The request ::
Please reproduce every entry from the line containing "micro-dapi-nucleus bbox=[185, 946, 194, 955]" through the line containing "micro-dapi-nucleus bbox=[502, 1056, 509, 1065]", including both of those lines.

Exercise materials ::
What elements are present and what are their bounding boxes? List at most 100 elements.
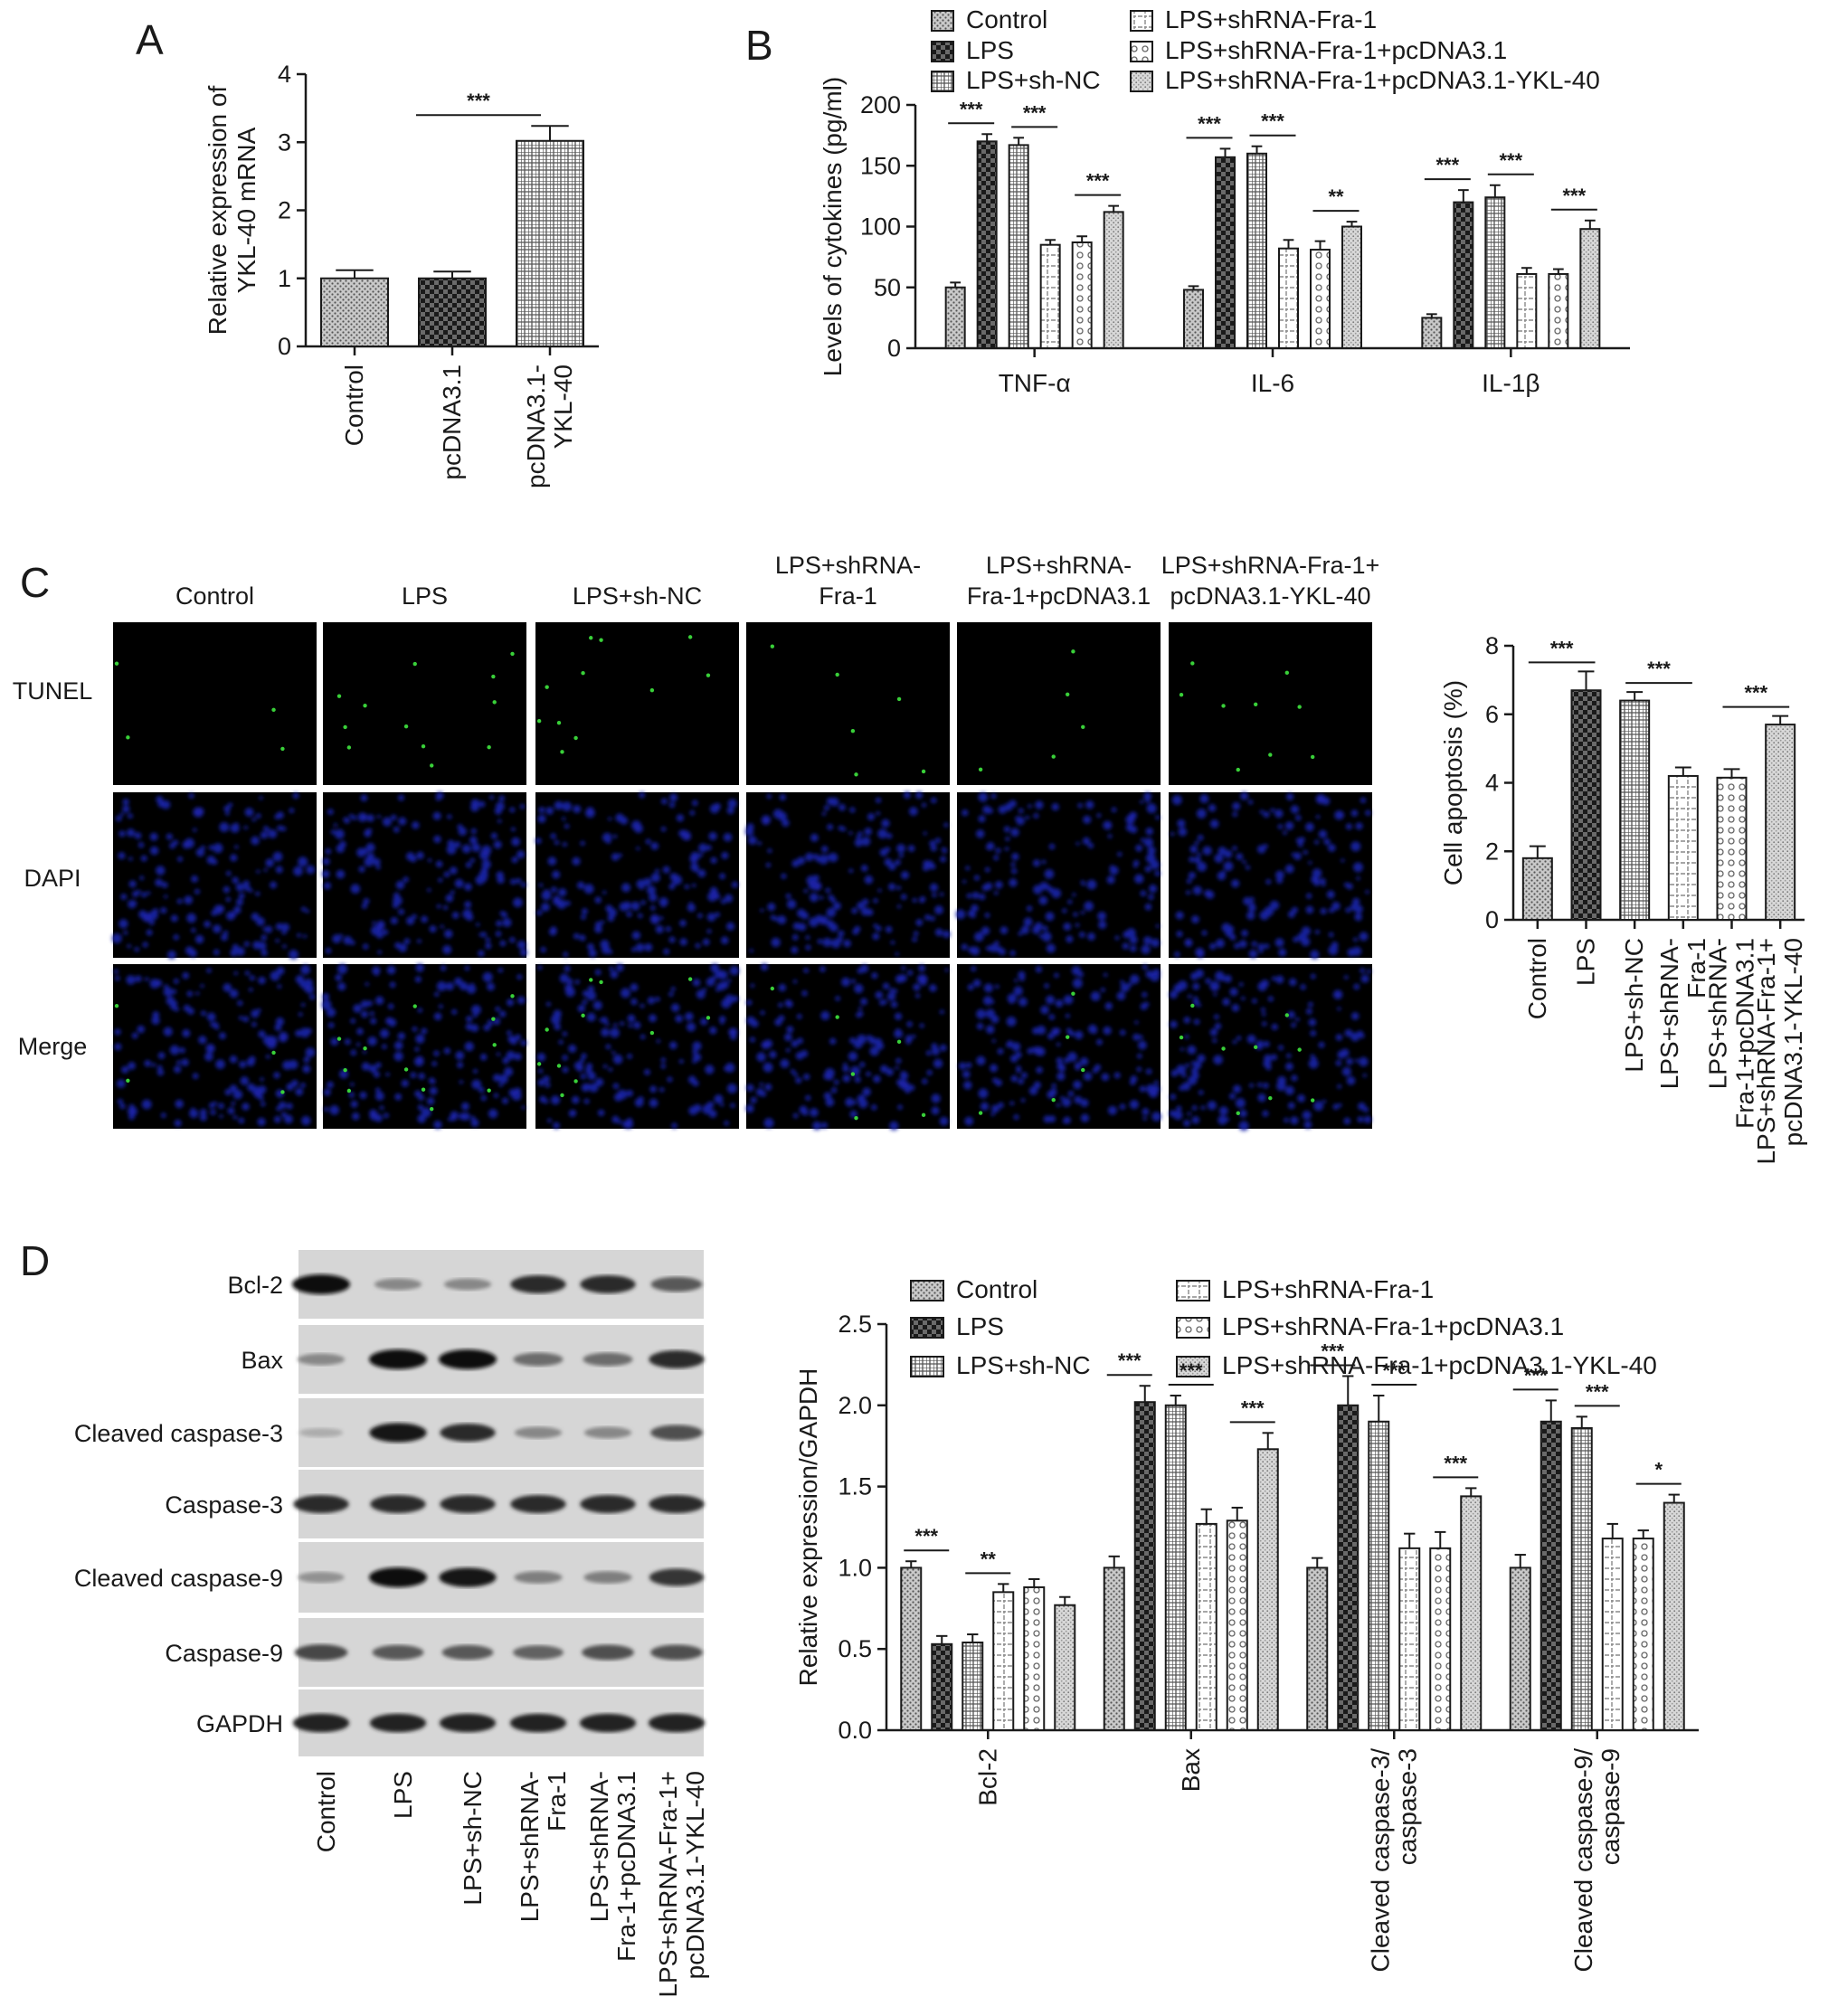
micro-dapi-nucleus bbox=[185, 946, 194, 955]
micro-dapi-nucleus bbox=[773, 916, 779, 922]
micro-dapi-nucleus bbox=[857, 1094, 866, 1103]
micro-dapi-nucleus bbox=[778, 983, 787, 992]
micro-tunel-positive-cell bbox=[1236, 1111, 1240, 1116]
micro-dapi-nucleus bbox=[582, 999, 588, 1005]
micro-tunel-positive-cell bbox=[510, 994, 515, 999]
micro-dapi-nucleus bbox=[669, 793, 678, 802]
micro-dapi-nucleus bbox=[562, 801, 572, 812]
micro-dapi-nucleus bbox=[502, 1056, 509, 1065]
micro-dapi-nucleus bbox=[231, 1101, 236, 1106]
micro-dapi-nucleus bbox=[182, 1028, 191, 1037]
micro-dapi-nucleus bbox=[583, 884, 594, 894]
micro-dapi-nucleus bbox=[895, 951, 899, 956]
micro-dapi-nucleus bbox=[126, 975, 136, 985]
blot-band bbox=[294, 1644, 348, 1661]
micro-dapi-nucleus bbox=[1195, 947, 1205, 957]
micro-dapi-nucleus bbox=[1232, 846, 1237, 851]
micro-dapi-nucleus bbox=[605, 1022, 610, 1027]
micro-dapi-nucleus bbox=[921, 802, 927, 808]
micro-dapi-nucleus bbox=[995, 1079, 1002, 1086]
micro-dapi-nucleus bbox=[438, 1004, 443, 1009]
micro-dapi-nucleus bbox=[975, 829, 985, 838]
micro-dapi-nucleus bbox=[895, 1065, 899, 1070]
blot-band bbox=[439, 1713, 497, 1733]
micro-dapi-nucleus bbox=[333, 823, 337, 828]
chart-b-x-tick-label: IL-1β bbox=[1482, 369, 1540, 397]
micro-dapi-nucleus bbox=[764, 1084, 772, 1091]
micro-dapi-nucleus bbox=[1255, 1042, 1264, 1051]
micro-dapi-nucleus bbox=[688, 902, 693, 906]
micro-dapi-nucleus bbox=[164, 984, 169, 989]
micro-dapi-nucleus bbox=[255, 916, 265, 926]
micro-dapi-nucleus bbox=[386, 965, 396, 975]
micro-dapi-nucleus bbox=[282, 944, 287, 949]
micro-dapi-nucleus bbox=[166, 833, 173, 840]
micro-dapi-nucleus bbox=[1016, 1065, 1021, 1071]
micro-dapi-nucleus bbox=[1059, 1065, 1066, 1072]
micro-dapi-nucleus bbox=[177, 856, 184, 862]
micro-dapi-nucleus bbox=[1201, 930, 1208, 936]
micro-dapi-nucleus bbox=[435, 796, 441, 801]
micro-dapi-nucleus bbox=[495, 1006, 501, 1012]
micro-dapi-nucleus bbox=[562, 842, 567, 847]
micro-dapi-nucleus bbox=[1010, 1074, 1018, 1083]
micro-dapi-nucleus bbox=[1032, 925, 1041, 934]
micro-dapi-nucleus bbox=[232, 1089, 243, 1100]
micro-dapi-nucleus bbox=[1274, 938, 1284, 948]
micro-dapi-nucleus bbox=[562, 1031, 568, 1036]
blot-lane-label: LPS+shRNA-Fra-1+ bbox=[654, 1771, 682, 1998]
micro-dapi-nucleus bbox=[1143, 792, 1152, 800]
micro-dapi-nucleus bbox=[1277, 1075, 1286, 1085]
micro-dapi-nucleus bbox=[499, 1010, 507, 1017]
micro-dapi-nucleus bbox=[1033, 812, 1039, 819]
micro-dapi-nucleus bbox=[791, 859, 800, 867]
micro-dapi-nucleus bbox=[1075, 1065, 1081, 1071]
micro-dapi-nucleus bbox=[857, 1034, 867, 1045]
micro-dapi-nucleus bbox=[1265, 878, 1272, 885]
micro-dapi-nucleus bbox=[1107, 1105, 1117, 1115]
micro-dapi-nucleus bbox=[553, 1122, 560, 1130]
micro-dapi-nucleus bbox=[141, 1099, 152, 1110]
micro-dapi-nucleus bbox=[279, 1031, 289, 1042]
chart-a-bar-pcdna3-1 bbox=[418, 277, 487, 347]
micro-dapi-nucleus bbox=[348, 1092, 355, 1098]
micro-dapi-nucleus bbox=[1310, 950, 1320, 960]
micro-dapi-nucleus bbox=[1028, 1086, 1038, 1095]
micro-dapi-nucleus bbox=[589, 1083, 599, 1093]
micro-dapi-nucleus bbox=[418, 1094, 425, 1101]
chart-d-bar-cleaved-caspase-9-caspase-9-control bbox=[1509, 1566, 1531, 1732]
micro-dapi-nucleus bbox=[1183, 1017, 1190, 1024]
micro-dapi-nucleus bbox=[595, 1077, 604, 1087]
micro-dapi-nucleus bbox=[1010, 867, 1018, 875]
micro-dapi-nucleus bbox=[668, 991, 674, 997]
micro-dapi-nucleus bbox=[308, 994, 316, 1000]
micro-dapi-nucleus bbox=[1278, 948, 1287, 957]
micro-dapi-nucleus bbox=[1176, 1065, 1187, 1075]
micro-dapi-nucleus bbox=[457, 1062, 464, 1069]
micro-dapi-nucleus bbox=[188, 792, 194, 800]
blot-lane-label: LPS bbox=[389, 1771, 417, 1819]
micro-dapi-nucleus bbox=[1042, 925, 1048, 932]
micro-dapi-nucleus bbox=[719, 873, 726, 880]
micro-dapi-nucleus bbox=[821, 1122, 828, 1129]
blot-band bbox=[583, 1571, 632, 1584]
micro-dapi-nucleus bbox=[848, 868, 854, 874]
micro-dapi-nucleus bbox=[784, 999, 792, 1007]
micro-dapi-nucleus bbox=[706, 913, 716, 922]
micro-dapi-nucleus bbox=[1303, 1121, 1312, 1129]
micro-dapi-nucleus bbox=[1013, 986, 1023, 996]
micro-dapi-nucleus bbox=[1103, 1026, 1112, 1036]
micro-dapi-nucleus bbox=[370, 1017, 377, 1025]
micro-column-header: Fra-1 bbox=[819, 582, 877, 610]
chart-b-bar-tnf-lps-shrna-fra-1 bbox=[1039, 243, 1061, 349]
micro-dapi-nucleus bbox=[1103, 972, 1108, 978]
micro-dapi-nucleus bbox=[761, 963, 769, 971]
micro-tunel-positive-cell bbox=[403, 1067, 409, 1072]
micro-dapi-nucleus bbox=[251, 1021, 257, 1027]
micro-dapi-nucleus bbox=[137, 842, 145, 848]
micro-dapi-nucleus bbox=[994, 941, 1000, 946]
micro-tunel-positive-cell bbox=[1268, 1095, 1273, 1101]
blot-strip-bcl-2: Bcl-2 bbox=[227, 1250, 704, 1319]
chart-d-significance-label: *** bbox=[1321, 1339, 1344, 1362]
micro-dapi-nucleus bbox=[1134, 1020, 1139, 1025]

Correct answer ::
micro-dapi-nucleus bbox=[185, 946, 194, 955]
micro-dapi-nucleus bbox=[773, 916, 779, 922]
micro-dapi-nucleus bbox=[857, 1094, 866, 1103]
micro-dapi-nucleus bbox=[778, 983, 787, 992]
micro-tunel-positive-cell bbox=[1236, 1111, 1240, 1116]
micro-dapi-nucleus bbox=[582, 999, 588, 1005]
micro-tunel-positive-cell bbox=[510, 994, 515, 999]
micro-dapi-nucleus bbox=[669, 793, 678, 802]
micro-dapi-nucleus bbox=[562, 801, 572, 812]
micro-dapi-nucleus bbox=[502, 1056, 509, 1065]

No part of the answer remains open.